In the listing below, locate the lines bearing the word "Marie". Copy every one of them.

[START DATA SUPPLIED]

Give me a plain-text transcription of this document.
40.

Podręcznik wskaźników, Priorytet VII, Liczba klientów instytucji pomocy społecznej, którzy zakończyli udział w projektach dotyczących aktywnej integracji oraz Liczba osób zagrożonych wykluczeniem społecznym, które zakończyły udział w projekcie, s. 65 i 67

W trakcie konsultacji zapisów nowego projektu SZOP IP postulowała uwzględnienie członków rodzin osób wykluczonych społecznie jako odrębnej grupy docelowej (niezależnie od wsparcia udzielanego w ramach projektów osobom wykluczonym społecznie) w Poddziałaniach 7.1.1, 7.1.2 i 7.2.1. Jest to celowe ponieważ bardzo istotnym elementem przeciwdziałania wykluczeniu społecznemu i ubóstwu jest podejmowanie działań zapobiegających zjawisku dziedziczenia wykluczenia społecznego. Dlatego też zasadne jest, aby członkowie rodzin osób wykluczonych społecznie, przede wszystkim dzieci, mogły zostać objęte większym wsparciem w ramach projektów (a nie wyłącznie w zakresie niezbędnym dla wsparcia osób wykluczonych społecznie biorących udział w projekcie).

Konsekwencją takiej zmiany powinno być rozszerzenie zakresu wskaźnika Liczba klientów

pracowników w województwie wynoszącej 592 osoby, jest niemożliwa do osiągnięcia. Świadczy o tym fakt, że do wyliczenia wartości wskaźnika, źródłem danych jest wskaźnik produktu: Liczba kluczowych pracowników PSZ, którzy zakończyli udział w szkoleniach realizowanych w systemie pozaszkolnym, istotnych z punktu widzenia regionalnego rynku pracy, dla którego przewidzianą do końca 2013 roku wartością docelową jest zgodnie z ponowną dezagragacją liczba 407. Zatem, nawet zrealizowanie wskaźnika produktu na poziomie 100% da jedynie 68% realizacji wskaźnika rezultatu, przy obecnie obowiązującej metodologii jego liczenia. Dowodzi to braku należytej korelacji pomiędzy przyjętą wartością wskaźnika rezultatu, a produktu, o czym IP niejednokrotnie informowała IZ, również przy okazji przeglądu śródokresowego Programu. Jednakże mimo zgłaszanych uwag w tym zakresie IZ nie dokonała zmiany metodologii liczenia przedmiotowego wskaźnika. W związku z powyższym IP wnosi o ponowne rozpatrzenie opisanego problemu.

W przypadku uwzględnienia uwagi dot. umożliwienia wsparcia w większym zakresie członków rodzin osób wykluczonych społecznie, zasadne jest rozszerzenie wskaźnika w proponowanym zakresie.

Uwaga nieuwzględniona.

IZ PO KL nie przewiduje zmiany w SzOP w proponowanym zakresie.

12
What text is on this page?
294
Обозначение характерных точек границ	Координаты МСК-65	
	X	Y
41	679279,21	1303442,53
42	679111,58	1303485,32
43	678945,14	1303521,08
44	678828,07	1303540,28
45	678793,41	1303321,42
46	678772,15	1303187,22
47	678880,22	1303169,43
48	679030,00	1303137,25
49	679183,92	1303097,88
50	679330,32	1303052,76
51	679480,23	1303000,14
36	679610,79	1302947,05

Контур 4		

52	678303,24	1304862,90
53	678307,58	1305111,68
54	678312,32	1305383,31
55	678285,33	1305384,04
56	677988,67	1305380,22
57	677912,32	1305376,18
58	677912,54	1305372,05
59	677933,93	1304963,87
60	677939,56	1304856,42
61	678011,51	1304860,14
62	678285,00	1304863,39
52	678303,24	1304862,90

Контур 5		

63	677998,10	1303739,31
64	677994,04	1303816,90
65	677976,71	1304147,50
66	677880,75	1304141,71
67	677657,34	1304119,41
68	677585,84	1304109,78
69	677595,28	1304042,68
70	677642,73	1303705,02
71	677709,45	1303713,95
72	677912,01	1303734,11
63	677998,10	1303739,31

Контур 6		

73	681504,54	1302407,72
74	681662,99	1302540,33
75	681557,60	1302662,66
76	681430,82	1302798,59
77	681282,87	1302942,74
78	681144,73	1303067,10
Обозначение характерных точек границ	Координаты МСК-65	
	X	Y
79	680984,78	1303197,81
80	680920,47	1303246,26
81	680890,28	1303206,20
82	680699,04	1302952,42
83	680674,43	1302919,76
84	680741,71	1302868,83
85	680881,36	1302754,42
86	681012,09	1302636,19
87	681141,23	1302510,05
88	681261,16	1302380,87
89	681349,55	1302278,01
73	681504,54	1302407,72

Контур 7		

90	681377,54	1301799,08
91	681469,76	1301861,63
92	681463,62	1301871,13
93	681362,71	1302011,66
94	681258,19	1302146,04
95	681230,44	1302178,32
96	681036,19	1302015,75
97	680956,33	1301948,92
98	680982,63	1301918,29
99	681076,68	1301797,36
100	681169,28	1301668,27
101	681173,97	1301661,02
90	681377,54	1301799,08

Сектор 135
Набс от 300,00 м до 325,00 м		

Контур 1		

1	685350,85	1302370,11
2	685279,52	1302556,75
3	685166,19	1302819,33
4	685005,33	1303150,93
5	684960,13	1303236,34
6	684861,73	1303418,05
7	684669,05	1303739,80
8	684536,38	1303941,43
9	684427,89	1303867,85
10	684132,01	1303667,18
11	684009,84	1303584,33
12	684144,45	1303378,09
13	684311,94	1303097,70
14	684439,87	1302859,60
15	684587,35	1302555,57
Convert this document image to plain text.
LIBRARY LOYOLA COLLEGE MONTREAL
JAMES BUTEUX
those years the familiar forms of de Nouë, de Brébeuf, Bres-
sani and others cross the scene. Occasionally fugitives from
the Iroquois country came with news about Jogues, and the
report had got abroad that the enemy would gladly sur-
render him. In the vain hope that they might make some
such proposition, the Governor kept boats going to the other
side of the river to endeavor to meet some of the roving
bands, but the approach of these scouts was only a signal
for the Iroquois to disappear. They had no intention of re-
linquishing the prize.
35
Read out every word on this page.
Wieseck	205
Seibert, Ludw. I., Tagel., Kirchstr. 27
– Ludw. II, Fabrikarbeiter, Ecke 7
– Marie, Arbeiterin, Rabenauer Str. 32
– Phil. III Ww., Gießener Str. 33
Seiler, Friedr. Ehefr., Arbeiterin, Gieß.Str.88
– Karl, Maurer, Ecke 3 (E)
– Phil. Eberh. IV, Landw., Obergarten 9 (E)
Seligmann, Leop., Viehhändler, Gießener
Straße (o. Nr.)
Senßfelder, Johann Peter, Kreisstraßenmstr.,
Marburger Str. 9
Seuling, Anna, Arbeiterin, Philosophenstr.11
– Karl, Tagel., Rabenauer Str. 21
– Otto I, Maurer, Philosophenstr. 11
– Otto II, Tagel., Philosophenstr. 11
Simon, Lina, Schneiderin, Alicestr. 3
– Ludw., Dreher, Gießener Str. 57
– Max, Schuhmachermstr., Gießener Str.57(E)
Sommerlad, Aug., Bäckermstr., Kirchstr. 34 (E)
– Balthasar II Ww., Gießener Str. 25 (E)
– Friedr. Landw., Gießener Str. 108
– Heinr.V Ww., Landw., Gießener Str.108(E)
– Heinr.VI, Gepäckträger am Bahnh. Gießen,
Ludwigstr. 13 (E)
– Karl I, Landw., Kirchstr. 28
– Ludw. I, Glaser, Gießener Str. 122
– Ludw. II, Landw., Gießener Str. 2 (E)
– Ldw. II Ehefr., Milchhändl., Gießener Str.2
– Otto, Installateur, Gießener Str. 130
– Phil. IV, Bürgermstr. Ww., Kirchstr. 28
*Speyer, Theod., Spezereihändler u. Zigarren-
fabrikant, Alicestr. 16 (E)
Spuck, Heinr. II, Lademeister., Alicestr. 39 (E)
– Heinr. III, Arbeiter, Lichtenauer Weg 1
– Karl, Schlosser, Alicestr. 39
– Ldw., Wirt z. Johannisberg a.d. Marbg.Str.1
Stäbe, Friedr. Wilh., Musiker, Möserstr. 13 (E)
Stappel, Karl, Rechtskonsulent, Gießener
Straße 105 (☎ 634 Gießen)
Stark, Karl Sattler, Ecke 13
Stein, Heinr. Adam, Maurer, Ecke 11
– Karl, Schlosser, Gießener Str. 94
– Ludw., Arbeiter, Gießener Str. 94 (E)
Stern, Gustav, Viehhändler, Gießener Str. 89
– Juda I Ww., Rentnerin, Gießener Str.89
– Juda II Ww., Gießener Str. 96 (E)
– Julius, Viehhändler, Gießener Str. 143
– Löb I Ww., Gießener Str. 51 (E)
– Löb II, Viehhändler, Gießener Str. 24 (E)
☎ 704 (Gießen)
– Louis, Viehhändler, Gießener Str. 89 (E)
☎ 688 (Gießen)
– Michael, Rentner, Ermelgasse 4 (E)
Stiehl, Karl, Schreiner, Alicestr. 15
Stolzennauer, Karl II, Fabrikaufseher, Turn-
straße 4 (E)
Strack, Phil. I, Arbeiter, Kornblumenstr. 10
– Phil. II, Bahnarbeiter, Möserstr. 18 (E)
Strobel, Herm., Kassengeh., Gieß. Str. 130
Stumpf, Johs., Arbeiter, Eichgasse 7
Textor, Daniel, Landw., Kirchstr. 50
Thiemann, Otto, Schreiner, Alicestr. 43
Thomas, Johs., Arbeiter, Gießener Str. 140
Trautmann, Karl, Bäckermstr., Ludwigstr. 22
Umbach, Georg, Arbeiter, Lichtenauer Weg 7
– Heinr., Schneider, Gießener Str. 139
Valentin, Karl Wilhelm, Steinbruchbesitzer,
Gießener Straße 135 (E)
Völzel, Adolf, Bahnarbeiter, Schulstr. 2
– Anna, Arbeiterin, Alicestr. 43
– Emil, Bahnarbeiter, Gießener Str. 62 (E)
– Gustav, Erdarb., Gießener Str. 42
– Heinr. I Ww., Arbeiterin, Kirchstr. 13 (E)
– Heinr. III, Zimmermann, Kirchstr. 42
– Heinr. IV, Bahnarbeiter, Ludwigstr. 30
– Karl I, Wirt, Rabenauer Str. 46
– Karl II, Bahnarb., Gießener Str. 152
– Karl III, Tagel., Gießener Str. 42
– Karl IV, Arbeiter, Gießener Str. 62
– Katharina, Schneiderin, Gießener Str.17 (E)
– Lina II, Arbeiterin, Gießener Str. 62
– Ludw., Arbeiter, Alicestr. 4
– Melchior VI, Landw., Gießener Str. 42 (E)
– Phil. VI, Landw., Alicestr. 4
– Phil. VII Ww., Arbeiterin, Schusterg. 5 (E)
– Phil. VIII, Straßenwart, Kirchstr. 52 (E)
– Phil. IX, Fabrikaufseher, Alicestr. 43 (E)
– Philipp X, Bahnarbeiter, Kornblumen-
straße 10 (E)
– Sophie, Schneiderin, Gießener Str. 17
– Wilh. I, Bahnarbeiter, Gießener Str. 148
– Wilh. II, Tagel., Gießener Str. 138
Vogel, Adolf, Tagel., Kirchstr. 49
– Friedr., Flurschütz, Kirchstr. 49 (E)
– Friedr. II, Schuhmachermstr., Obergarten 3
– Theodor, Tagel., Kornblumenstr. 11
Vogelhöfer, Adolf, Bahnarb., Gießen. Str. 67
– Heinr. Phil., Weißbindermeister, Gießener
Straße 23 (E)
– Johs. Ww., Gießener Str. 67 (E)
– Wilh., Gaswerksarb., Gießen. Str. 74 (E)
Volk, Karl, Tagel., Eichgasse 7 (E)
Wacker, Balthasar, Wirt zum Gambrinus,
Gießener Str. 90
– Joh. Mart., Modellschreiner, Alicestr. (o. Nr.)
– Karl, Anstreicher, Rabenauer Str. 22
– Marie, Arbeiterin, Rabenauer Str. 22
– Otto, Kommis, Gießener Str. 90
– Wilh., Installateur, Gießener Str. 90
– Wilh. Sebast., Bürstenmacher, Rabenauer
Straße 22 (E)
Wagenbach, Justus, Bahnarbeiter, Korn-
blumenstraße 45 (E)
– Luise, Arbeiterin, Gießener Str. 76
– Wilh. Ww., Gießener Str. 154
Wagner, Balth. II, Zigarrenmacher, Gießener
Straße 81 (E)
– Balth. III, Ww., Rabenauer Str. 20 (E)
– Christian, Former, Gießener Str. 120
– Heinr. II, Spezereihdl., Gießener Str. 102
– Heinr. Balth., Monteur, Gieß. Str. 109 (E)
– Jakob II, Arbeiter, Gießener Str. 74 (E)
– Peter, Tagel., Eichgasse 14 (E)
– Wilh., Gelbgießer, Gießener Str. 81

[END DATA SUPPLIED]

#### [RESULT]
– Marie, Arbeiterin, Rabenauer Str. 32
– Marie, Arbeiterin, Rabenauer Str. 22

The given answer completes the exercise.